- **Problem**
Filter the listing and keep only the lines with the word "values".

Dataset entries:
##########
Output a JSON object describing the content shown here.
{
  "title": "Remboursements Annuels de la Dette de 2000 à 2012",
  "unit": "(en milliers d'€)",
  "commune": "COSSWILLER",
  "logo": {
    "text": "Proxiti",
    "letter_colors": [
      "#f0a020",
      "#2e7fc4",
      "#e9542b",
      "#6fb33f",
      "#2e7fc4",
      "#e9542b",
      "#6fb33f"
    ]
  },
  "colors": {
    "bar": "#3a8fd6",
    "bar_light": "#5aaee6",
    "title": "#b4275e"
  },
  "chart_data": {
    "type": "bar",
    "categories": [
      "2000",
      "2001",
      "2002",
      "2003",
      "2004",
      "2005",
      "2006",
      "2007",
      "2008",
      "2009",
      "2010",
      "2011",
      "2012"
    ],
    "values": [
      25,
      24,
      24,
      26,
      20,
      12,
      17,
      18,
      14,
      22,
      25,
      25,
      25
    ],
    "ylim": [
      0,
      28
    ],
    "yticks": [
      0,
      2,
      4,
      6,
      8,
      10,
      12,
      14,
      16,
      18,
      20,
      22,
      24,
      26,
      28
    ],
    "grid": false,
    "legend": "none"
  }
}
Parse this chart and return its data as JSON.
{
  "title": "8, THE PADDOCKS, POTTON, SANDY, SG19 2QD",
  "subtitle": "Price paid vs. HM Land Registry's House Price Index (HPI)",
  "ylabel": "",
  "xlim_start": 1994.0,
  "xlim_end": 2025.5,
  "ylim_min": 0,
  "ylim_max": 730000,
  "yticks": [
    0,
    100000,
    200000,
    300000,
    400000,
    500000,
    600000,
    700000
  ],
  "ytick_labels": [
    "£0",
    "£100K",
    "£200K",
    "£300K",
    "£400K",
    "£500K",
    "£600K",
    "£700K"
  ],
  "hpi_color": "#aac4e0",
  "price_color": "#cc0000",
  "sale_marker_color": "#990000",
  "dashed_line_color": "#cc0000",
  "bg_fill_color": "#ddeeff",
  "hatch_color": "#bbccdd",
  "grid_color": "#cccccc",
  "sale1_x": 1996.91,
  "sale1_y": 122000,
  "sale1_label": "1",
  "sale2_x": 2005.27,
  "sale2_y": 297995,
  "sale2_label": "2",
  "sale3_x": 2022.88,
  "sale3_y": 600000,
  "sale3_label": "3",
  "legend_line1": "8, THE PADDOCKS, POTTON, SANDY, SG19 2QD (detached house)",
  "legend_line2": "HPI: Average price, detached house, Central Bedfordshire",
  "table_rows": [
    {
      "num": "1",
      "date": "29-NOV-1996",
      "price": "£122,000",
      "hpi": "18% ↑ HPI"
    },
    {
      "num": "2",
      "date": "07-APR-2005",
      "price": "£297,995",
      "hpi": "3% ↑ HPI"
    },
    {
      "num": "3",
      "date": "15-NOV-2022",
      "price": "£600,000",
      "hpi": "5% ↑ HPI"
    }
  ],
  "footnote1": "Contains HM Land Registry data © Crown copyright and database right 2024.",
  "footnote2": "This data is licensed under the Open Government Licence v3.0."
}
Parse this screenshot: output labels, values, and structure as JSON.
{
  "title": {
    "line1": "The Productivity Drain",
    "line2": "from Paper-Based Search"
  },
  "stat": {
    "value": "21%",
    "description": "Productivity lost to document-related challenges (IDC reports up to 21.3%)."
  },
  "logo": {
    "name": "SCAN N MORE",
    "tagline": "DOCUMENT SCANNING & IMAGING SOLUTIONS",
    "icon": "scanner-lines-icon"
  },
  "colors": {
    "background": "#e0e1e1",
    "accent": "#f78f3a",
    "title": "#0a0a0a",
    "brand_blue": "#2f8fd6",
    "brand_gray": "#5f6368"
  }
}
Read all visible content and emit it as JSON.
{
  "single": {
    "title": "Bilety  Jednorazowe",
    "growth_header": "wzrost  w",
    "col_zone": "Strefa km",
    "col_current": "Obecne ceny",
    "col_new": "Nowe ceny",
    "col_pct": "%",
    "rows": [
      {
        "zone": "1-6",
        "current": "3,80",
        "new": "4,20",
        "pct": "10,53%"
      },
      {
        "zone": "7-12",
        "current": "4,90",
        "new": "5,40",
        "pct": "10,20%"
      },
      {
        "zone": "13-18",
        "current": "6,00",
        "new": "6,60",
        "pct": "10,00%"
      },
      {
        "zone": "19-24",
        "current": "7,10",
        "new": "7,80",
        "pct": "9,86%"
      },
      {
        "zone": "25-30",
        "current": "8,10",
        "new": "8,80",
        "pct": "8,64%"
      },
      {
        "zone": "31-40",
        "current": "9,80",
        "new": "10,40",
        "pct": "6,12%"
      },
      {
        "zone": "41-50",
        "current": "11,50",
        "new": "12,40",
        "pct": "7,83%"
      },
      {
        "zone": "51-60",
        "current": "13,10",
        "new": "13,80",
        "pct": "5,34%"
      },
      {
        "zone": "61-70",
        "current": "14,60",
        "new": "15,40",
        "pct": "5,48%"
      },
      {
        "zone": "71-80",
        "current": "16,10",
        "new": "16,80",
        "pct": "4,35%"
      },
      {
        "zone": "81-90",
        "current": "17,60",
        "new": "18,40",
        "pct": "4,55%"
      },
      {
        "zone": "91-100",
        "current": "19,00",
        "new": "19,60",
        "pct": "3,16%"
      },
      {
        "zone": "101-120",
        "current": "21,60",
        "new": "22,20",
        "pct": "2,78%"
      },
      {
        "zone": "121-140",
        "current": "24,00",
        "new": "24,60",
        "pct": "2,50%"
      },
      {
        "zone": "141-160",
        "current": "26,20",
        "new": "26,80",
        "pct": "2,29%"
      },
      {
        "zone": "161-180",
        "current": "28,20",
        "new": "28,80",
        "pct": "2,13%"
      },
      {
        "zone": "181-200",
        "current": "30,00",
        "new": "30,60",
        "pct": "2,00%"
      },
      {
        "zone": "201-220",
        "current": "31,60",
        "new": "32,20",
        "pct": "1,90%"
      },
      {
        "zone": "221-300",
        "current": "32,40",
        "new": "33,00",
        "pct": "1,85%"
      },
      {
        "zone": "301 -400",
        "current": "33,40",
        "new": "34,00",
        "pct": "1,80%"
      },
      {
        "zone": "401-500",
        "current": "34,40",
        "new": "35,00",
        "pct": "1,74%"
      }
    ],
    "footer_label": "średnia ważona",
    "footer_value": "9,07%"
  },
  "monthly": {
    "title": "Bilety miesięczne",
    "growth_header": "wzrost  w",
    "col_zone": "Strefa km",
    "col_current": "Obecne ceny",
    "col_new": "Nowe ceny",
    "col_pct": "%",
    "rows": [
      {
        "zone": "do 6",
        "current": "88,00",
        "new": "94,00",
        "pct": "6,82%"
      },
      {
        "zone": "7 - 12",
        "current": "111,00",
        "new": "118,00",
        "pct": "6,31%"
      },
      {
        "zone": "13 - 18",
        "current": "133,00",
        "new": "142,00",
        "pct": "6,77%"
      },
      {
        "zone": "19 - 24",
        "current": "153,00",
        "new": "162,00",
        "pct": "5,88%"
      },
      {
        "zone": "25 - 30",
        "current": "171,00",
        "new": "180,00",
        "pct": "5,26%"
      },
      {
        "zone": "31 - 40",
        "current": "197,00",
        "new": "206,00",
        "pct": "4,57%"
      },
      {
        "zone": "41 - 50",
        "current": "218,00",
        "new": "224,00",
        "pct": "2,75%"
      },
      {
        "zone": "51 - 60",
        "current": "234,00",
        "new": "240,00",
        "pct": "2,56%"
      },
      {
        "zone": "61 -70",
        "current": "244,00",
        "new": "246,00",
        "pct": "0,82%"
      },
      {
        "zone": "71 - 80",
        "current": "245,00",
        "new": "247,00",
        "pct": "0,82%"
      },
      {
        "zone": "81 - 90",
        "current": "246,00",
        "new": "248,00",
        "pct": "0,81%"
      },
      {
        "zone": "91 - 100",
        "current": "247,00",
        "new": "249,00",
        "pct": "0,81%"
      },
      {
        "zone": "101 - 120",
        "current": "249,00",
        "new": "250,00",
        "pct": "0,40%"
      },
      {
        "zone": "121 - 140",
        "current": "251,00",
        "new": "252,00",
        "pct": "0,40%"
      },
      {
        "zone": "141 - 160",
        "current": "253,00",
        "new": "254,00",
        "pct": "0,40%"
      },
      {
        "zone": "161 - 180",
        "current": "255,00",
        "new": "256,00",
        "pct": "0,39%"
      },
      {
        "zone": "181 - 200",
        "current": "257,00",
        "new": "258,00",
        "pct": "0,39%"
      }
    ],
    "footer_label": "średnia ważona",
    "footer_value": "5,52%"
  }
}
##########
- **Exercise result**
    "values": [
Parse this screenshot: output labels, values, and structure as JSON.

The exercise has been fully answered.